▶ _WHAT YOU HAVE TO DO_
Return the lines below that carry the word "nmày".

▶ _ENTRIES SHOWN_
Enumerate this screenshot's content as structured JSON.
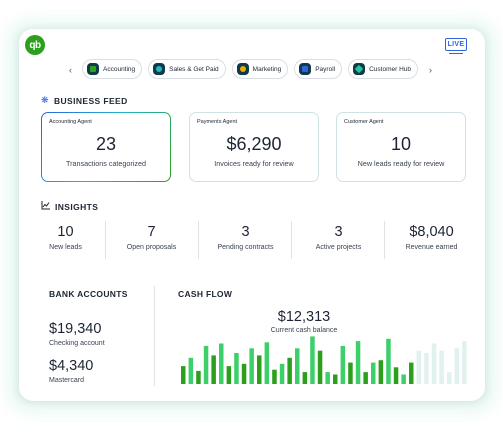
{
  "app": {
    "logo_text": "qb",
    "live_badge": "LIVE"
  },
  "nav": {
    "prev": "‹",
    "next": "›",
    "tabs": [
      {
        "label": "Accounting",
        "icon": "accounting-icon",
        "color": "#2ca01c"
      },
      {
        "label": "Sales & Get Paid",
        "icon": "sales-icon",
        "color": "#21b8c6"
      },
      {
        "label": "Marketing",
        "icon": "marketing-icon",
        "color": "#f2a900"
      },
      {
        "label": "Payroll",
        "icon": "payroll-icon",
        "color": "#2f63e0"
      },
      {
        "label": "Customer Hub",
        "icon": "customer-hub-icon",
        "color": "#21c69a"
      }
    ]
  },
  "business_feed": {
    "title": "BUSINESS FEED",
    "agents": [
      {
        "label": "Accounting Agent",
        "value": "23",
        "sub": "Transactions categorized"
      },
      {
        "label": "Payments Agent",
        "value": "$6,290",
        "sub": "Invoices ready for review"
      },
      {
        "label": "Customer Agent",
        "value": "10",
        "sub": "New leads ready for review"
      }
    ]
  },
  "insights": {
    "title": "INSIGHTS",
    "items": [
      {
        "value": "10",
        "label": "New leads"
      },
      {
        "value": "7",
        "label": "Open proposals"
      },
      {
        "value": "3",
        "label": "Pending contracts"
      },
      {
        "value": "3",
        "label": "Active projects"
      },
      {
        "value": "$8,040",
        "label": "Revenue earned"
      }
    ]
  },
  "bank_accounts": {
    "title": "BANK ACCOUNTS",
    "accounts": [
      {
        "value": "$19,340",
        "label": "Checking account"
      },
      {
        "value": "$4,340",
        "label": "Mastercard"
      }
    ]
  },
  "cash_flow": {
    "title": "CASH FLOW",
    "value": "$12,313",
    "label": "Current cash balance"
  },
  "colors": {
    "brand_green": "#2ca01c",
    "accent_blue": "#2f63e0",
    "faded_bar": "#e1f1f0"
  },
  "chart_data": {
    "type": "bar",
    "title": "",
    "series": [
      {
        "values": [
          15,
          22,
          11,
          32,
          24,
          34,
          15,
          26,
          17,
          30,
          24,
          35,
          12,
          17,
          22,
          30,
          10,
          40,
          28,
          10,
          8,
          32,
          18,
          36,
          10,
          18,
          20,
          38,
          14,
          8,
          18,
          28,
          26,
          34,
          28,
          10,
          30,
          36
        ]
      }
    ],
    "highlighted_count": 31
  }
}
==
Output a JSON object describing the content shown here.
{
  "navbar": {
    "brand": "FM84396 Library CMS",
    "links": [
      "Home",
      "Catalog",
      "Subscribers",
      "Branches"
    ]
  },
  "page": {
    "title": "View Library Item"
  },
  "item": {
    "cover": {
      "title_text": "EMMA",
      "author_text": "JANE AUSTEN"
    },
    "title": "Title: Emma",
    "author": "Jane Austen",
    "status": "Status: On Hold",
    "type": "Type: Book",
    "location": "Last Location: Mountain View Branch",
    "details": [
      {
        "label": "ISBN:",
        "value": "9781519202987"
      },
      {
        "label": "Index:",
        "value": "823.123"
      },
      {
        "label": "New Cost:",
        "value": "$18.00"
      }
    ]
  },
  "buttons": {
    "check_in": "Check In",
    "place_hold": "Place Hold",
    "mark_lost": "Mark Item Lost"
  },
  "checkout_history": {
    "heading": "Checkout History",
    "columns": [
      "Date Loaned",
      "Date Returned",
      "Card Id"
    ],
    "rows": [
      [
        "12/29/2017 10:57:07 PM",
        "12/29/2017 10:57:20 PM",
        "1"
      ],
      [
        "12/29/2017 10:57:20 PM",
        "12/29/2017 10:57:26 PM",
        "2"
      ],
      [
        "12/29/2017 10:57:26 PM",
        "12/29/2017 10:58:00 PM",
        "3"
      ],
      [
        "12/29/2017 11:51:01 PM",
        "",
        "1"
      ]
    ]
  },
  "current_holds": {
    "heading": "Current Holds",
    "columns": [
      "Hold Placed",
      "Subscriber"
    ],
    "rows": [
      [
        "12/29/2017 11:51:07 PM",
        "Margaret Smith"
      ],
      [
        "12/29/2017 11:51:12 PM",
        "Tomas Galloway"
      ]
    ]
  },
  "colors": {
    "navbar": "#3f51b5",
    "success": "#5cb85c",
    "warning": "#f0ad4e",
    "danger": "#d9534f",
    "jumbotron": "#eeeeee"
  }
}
==
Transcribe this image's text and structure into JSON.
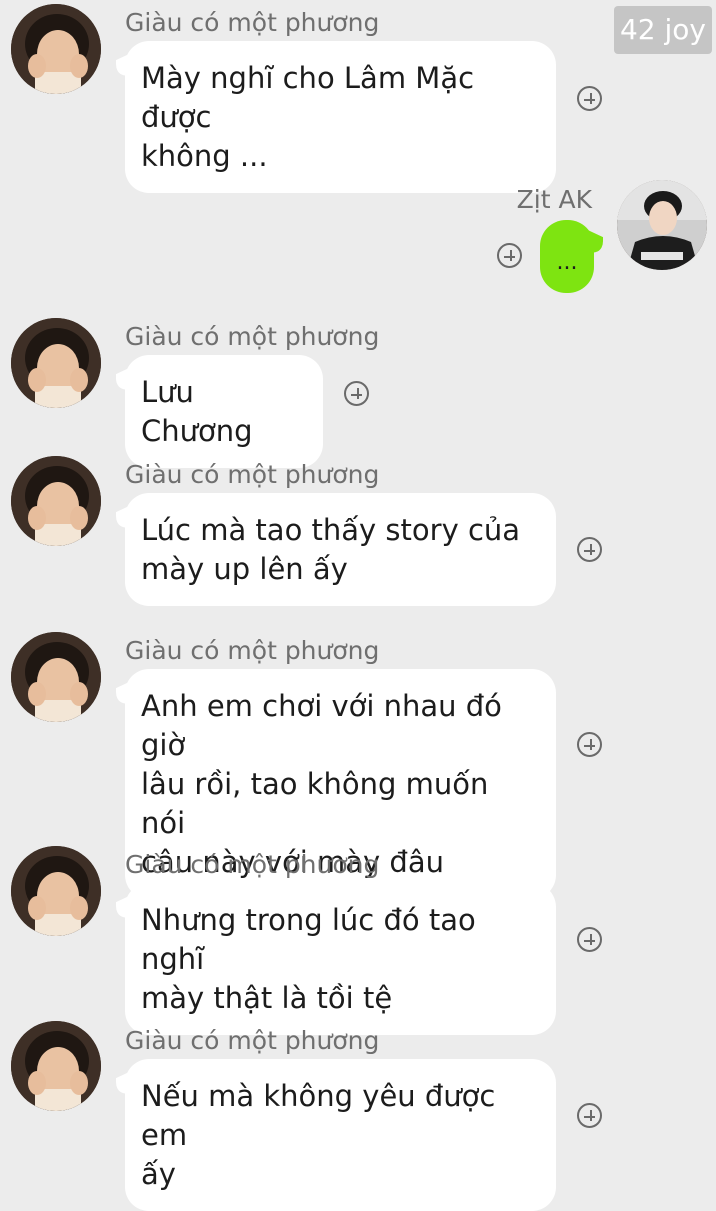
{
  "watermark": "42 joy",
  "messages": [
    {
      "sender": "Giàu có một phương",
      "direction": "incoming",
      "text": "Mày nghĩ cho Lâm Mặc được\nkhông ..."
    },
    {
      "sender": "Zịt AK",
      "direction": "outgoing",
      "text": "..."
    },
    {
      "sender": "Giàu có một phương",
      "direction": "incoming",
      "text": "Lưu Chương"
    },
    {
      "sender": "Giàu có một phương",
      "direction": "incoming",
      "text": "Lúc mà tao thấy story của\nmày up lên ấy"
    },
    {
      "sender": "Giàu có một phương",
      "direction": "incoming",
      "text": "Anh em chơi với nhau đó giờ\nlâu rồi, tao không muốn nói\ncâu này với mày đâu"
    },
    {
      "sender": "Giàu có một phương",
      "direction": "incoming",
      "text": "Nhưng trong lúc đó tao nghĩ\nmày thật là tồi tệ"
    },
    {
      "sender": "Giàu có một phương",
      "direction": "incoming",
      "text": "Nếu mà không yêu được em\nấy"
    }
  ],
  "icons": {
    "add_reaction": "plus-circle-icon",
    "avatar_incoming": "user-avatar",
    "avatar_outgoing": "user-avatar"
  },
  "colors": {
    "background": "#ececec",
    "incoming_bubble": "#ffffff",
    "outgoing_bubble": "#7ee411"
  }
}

▶ _WRITTEN ANSWER_
      "text": "Lúc mà tao thấy story của\nmày up lên ấy"
      "text": "Nhưng trong lúc đó tao nghĩ\nmày thật là tồi tệ"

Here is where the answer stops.